====== ENTRIES SUPPLIED

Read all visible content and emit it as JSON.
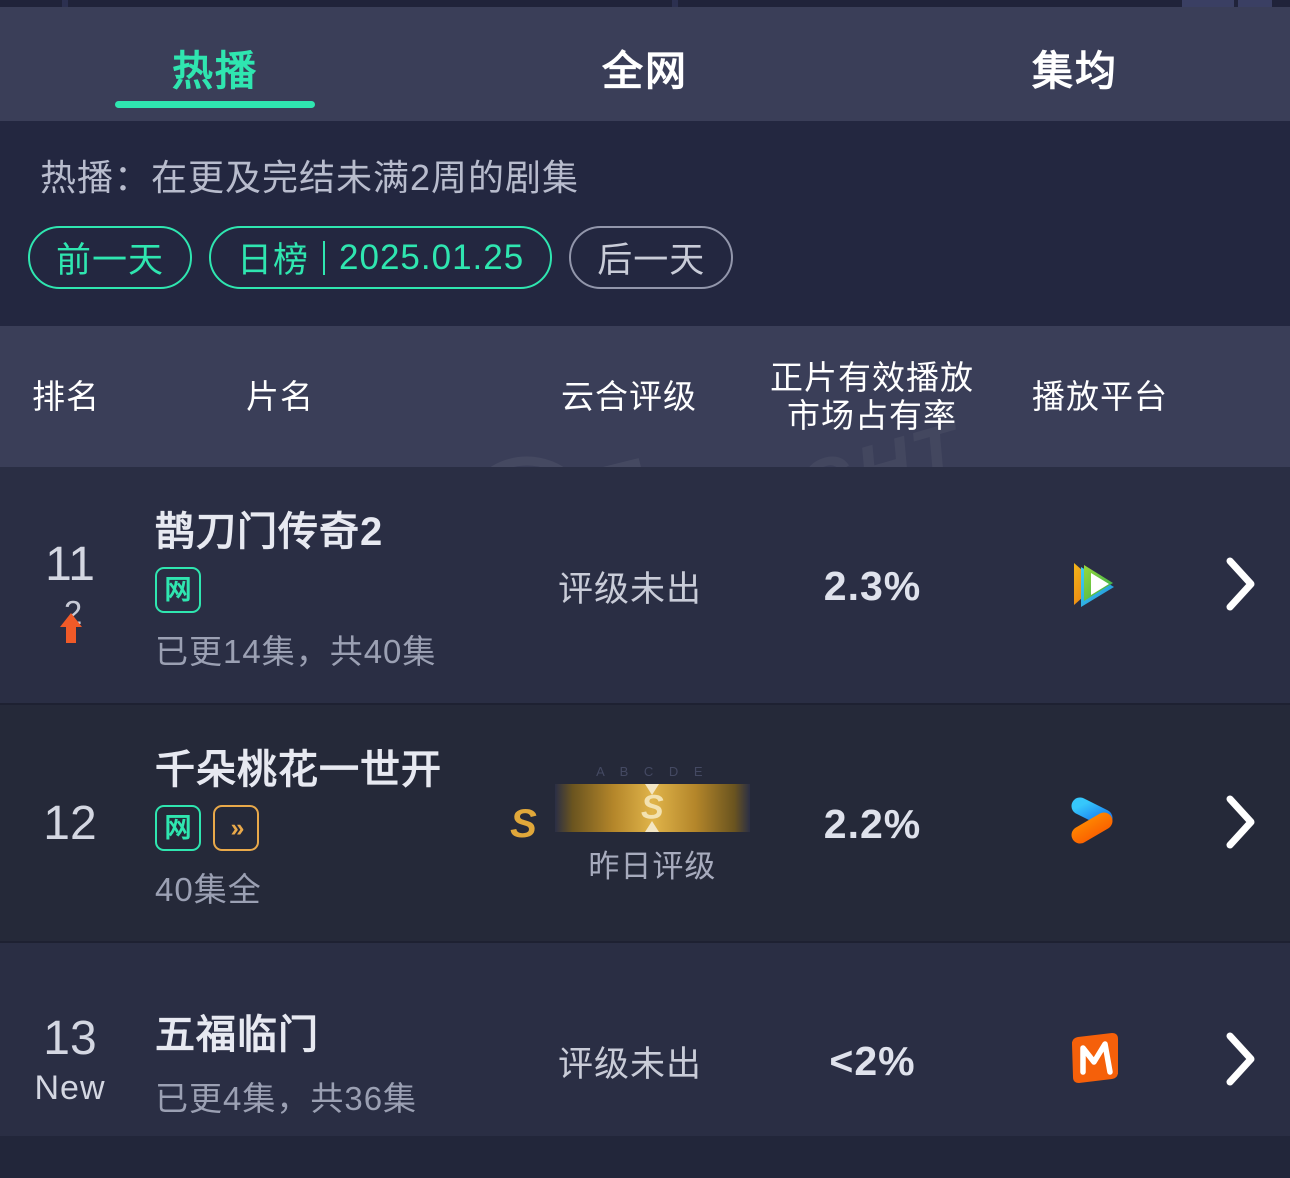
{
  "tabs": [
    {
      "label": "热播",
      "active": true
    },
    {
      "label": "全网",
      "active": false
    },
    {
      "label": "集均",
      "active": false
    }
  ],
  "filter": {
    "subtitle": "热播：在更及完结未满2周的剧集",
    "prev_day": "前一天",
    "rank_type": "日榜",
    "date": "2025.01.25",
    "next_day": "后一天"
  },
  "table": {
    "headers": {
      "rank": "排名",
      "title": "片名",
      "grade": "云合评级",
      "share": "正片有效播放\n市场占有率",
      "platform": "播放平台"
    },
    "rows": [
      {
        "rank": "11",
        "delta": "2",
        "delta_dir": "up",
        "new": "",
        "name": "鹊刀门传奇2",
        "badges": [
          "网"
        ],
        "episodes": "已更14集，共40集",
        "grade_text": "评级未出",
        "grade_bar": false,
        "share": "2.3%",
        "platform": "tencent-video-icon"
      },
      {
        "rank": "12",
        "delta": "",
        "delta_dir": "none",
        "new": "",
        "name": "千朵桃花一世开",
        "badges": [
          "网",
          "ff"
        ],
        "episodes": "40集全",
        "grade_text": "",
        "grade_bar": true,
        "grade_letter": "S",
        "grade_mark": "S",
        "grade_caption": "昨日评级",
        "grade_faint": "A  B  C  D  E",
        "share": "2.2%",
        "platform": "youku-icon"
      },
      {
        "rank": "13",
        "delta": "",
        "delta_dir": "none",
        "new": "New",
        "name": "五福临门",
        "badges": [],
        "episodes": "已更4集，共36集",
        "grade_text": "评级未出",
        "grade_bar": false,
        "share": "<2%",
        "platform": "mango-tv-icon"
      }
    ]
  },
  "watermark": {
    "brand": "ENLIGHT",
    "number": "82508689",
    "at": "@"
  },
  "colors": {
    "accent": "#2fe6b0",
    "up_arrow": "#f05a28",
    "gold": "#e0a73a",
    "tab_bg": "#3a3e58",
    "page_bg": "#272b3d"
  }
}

============
====== ENTRIES SUPPLIED

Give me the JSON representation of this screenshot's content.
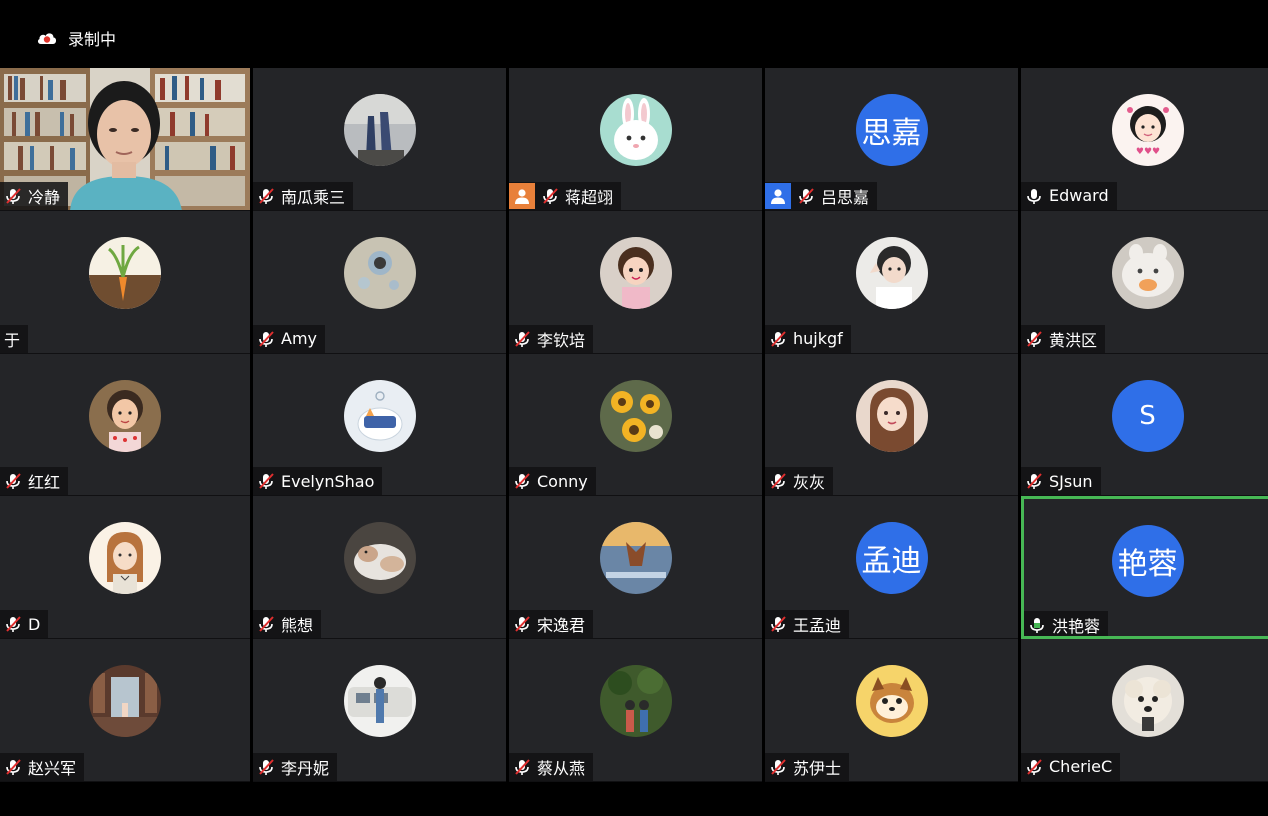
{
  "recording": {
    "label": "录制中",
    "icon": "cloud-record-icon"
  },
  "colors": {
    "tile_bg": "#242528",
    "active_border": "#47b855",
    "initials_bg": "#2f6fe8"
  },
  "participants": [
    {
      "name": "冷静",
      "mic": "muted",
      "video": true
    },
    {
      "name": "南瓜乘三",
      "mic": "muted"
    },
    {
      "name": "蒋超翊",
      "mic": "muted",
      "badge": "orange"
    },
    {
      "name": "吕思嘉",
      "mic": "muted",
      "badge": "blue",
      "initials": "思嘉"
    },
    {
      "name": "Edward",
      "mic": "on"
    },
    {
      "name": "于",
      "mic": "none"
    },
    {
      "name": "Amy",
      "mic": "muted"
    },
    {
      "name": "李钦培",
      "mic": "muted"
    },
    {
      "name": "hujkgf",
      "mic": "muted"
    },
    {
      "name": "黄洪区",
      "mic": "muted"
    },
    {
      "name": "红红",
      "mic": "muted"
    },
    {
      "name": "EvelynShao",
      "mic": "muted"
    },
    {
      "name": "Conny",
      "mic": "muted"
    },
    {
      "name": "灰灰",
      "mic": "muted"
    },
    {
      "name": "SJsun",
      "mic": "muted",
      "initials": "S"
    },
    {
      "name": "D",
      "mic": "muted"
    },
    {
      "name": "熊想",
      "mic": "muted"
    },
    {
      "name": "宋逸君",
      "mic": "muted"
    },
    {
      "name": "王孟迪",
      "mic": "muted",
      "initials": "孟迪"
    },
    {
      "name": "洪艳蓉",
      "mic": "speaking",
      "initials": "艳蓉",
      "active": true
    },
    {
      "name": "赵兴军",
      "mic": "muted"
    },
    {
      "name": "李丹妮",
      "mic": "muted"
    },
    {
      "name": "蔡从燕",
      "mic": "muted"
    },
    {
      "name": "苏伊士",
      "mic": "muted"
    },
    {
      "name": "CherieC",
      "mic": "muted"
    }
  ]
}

============
====== ENTRIES SUPPLIED

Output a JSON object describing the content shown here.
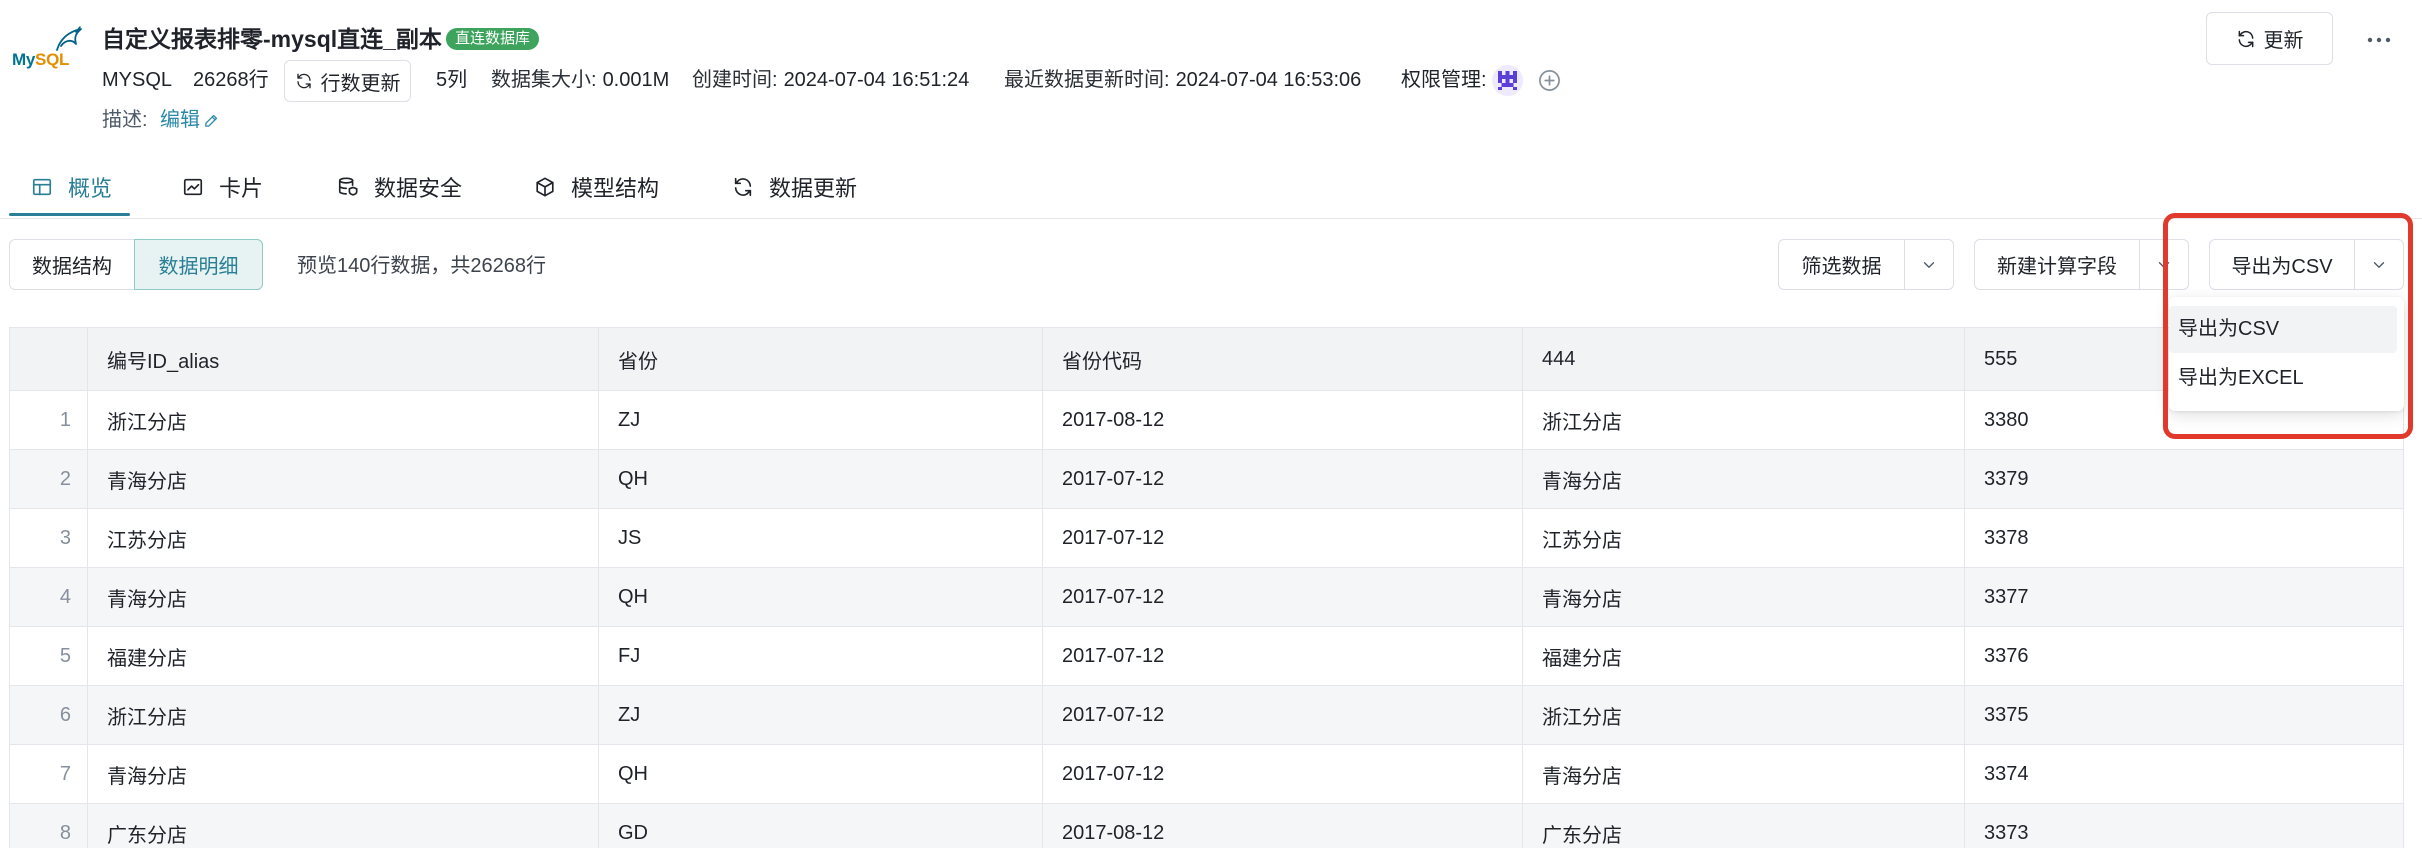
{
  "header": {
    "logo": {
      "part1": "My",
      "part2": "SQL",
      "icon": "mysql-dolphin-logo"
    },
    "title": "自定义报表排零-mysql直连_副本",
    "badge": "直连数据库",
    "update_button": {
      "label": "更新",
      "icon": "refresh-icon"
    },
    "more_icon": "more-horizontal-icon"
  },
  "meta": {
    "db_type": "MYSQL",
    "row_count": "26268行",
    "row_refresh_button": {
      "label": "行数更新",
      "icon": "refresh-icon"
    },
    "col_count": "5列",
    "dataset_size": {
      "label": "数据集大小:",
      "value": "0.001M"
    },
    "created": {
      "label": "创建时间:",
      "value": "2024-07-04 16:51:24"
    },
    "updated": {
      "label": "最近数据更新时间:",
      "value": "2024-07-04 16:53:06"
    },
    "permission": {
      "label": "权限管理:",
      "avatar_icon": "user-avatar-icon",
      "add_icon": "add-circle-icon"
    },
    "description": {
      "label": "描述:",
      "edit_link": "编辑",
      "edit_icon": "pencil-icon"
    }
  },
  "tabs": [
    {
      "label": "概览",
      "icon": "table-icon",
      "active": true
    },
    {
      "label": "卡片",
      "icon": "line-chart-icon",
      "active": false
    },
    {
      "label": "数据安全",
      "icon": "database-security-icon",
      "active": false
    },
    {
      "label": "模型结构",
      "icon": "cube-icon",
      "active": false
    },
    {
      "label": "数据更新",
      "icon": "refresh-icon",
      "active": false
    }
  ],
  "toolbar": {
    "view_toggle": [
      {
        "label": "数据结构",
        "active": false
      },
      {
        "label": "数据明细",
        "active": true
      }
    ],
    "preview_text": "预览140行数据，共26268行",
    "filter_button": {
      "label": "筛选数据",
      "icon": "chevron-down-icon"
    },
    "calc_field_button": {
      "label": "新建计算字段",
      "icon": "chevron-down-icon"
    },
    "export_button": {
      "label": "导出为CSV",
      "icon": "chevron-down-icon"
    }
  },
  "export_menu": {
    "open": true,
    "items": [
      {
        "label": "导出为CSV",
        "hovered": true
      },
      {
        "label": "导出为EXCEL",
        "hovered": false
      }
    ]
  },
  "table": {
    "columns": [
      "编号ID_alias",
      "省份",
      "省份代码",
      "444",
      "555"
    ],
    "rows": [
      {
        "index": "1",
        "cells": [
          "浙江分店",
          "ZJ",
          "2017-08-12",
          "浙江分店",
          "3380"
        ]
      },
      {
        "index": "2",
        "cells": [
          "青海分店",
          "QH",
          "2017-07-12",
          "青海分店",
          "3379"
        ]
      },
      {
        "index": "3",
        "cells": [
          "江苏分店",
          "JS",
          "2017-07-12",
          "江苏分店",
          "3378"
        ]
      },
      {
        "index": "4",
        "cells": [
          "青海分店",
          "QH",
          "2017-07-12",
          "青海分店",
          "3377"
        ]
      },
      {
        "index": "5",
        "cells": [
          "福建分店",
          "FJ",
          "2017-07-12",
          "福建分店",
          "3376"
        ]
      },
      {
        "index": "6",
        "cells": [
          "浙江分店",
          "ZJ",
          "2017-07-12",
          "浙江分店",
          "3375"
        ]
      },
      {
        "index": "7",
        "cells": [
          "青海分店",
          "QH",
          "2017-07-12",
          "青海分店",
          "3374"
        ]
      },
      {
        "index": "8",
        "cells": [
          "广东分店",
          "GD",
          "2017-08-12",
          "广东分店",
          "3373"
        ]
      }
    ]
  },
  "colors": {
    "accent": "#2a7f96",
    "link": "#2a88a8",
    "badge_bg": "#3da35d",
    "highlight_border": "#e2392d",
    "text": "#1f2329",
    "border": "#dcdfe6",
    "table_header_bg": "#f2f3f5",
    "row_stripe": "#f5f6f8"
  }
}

============

> _WHAT YOU WILL DO_: Establish how many lines of the material above hold the word "video". Nothing but the count should be returned.

> _FINISHED EXERCISE_: 2